## EXERCISE BRIEF:
Copy each line below in which the string "Provides" occurs.

Records from a data collection
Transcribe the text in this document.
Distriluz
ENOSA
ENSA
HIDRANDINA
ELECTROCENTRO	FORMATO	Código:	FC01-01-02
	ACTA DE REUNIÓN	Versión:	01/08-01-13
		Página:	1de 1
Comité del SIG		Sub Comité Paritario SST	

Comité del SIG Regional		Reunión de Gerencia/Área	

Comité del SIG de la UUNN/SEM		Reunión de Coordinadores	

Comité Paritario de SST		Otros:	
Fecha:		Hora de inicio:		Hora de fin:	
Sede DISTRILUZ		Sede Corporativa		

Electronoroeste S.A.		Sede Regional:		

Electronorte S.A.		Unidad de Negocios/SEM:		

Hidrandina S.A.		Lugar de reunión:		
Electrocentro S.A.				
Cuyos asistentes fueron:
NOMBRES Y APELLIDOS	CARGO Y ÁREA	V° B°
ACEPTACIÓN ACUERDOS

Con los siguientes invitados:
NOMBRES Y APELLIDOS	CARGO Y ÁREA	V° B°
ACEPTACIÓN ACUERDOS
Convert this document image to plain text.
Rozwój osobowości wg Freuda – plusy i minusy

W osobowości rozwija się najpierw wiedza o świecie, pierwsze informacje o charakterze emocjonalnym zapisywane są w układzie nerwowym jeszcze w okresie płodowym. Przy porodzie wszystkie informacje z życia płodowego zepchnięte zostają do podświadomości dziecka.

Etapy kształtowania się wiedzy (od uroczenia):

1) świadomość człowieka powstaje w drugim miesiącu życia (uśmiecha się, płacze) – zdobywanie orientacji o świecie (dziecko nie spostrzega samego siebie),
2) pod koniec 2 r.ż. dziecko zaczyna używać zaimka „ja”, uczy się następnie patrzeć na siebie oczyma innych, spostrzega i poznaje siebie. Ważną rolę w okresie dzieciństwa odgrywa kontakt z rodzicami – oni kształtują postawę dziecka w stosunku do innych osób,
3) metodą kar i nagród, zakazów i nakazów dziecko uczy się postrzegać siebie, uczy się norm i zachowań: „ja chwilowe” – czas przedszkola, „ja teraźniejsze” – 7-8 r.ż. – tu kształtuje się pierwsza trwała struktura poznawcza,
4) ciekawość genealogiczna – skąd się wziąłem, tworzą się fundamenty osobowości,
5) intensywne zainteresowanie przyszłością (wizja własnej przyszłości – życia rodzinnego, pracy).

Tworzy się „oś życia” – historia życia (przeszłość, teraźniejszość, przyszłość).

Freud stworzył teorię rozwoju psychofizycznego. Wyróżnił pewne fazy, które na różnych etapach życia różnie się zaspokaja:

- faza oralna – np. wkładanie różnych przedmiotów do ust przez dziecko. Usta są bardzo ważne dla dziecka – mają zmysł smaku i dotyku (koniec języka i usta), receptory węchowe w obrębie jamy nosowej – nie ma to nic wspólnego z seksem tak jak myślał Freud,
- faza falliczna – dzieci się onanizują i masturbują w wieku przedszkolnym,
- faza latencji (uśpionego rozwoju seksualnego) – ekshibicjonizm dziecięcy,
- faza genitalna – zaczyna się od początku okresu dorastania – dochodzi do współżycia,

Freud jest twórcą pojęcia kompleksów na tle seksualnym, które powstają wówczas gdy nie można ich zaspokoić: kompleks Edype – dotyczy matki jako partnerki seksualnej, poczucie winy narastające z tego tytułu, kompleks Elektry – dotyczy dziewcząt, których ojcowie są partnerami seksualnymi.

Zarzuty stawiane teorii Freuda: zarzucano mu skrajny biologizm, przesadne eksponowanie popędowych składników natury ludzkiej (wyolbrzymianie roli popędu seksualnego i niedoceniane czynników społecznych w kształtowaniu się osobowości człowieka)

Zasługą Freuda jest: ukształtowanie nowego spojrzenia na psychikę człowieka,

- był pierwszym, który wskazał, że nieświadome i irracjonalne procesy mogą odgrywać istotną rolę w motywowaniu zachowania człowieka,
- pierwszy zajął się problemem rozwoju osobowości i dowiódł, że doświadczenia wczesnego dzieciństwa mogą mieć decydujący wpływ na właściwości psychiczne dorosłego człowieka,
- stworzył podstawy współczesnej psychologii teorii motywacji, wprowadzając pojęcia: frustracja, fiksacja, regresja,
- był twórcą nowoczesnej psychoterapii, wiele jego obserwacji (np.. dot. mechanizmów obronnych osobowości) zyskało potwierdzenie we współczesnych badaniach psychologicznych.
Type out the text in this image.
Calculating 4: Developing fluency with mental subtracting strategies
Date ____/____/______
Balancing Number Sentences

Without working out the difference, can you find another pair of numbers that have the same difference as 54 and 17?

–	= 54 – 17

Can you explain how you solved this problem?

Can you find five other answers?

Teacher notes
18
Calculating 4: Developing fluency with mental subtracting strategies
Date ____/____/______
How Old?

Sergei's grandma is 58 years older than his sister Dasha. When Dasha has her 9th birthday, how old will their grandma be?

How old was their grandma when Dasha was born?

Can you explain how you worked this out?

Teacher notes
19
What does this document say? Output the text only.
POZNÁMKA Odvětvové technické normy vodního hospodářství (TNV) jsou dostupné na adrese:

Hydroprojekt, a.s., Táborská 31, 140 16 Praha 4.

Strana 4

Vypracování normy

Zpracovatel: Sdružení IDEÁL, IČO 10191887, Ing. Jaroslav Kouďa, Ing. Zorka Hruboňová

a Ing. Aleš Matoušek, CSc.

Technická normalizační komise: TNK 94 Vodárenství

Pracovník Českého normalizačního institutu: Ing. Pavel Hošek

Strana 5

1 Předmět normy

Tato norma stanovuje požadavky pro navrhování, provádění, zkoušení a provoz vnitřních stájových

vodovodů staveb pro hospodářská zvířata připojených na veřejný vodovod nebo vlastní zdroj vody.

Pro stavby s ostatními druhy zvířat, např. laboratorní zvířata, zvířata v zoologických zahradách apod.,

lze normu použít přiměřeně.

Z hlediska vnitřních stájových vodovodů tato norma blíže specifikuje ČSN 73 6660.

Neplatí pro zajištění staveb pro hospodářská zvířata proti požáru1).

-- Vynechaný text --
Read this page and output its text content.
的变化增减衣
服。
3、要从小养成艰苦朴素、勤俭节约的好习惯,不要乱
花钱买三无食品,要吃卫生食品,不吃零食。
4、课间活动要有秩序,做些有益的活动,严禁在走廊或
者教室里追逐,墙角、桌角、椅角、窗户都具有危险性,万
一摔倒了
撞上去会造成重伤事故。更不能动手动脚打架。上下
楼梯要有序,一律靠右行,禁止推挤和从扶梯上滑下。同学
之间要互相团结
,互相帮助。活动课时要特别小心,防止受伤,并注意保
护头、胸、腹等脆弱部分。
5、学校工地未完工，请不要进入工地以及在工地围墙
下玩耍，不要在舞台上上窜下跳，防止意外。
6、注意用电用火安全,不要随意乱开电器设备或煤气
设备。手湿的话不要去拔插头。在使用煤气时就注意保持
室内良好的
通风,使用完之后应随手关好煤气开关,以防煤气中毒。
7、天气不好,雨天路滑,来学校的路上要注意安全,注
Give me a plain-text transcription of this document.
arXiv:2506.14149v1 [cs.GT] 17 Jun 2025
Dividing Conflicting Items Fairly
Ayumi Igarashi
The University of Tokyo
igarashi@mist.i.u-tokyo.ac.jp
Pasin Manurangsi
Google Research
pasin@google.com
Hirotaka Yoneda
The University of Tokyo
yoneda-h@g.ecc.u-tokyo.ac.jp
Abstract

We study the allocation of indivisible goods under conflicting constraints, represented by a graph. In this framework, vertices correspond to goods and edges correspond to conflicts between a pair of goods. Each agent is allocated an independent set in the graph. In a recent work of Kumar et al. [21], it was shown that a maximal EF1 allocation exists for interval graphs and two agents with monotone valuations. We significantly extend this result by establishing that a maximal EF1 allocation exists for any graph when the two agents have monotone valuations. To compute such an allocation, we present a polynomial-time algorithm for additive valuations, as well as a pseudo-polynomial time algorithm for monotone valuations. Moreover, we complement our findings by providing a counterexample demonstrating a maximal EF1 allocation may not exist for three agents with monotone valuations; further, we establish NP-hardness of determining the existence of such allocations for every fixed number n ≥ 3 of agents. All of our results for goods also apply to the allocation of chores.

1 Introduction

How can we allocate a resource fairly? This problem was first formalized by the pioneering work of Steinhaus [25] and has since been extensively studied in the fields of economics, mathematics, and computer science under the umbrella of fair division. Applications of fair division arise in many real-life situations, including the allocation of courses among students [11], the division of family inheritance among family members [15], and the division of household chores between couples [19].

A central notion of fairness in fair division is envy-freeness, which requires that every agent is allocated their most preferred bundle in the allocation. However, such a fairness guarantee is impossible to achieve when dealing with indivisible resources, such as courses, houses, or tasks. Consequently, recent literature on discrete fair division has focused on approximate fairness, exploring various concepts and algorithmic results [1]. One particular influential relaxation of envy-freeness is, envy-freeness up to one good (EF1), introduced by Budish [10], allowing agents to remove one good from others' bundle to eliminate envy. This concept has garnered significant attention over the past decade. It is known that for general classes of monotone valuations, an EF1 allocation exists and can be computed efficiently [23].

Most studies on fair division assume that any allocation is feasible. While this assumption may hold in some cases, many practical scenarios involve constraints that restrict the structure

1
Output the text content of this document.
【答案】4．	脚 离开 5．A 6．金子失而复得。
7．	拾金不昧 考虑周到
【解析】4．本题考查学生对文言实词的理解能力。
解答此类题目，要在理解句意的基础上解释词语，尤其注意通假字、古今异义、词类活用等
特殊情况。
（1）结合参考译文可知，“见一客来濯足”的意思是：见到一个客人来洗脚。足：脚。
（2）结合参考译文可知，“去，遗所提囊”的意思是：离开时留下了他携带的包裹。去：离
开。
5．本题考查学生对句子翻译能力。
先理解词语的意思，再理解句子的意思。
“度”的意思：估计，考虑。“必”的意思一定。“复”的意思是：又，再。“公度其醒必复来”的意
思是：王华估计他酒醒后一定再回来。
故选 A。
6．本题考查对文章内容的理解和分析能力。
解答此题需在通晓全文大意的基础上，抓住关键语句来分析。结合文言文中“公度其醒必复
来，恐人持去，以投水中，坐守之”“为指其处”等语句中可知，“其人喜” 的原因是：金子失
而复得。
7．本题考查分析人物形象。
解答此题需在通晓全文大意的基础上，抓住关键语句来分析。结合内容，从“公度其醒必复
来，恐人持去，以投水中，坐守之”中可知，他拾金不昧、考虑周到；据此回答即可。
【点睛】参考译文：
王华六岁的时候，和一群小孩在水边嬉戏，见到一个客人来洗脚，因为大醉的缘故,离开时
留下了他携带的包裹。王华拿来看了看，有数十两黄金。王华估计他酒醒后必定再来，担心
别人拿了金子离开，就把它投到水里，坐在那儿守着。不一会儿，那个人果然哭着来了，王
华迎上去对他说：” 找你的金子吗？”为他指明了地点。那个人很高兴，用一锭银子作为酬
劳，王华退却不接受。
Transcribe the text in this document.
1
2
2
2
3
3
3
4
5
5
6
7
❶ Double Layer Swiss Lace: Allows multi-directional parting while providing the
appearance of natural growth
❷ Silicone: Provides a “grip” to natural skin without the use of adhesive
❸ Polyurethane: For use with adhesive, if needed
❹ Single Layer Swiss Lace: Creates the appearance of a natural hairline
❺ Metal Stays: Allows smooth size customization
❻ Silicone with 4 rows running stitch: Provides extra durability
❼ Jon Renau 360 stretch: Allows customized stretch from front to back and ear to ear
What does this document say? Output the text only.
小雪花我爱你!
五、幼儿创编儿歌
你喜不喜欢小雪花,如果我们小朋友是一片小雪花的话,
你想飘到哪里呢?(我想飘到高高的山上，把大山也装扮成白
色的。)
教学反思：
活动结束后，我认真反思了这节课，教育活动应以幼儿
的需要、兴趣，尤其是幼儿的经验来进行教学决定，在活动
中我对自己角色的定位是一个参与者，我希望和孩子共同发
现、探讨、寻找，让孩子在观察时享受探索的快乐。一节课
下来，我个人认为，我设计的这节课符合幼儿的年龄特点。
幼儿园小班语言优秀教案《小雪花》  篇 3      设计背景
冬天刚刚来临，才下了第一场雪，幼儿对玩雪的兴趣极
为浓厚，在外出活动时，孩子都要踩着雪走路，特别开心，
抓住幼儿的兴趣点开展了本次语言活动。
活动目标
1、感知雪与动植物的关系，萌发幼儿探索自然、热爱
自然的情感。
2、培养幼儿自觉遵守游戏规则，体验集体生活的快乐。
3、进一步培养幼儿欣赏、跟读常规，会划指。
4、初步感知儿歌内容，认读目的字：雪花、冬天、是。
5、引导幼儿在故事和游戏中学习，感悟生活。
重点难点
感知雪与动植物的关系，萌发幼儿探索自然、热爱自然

## THE RESULT:
❷ Silicone: Provides a “grip” to natural skin without the use of adhesive
❻ Silicone with 4 rows running stitch: Provides extra durability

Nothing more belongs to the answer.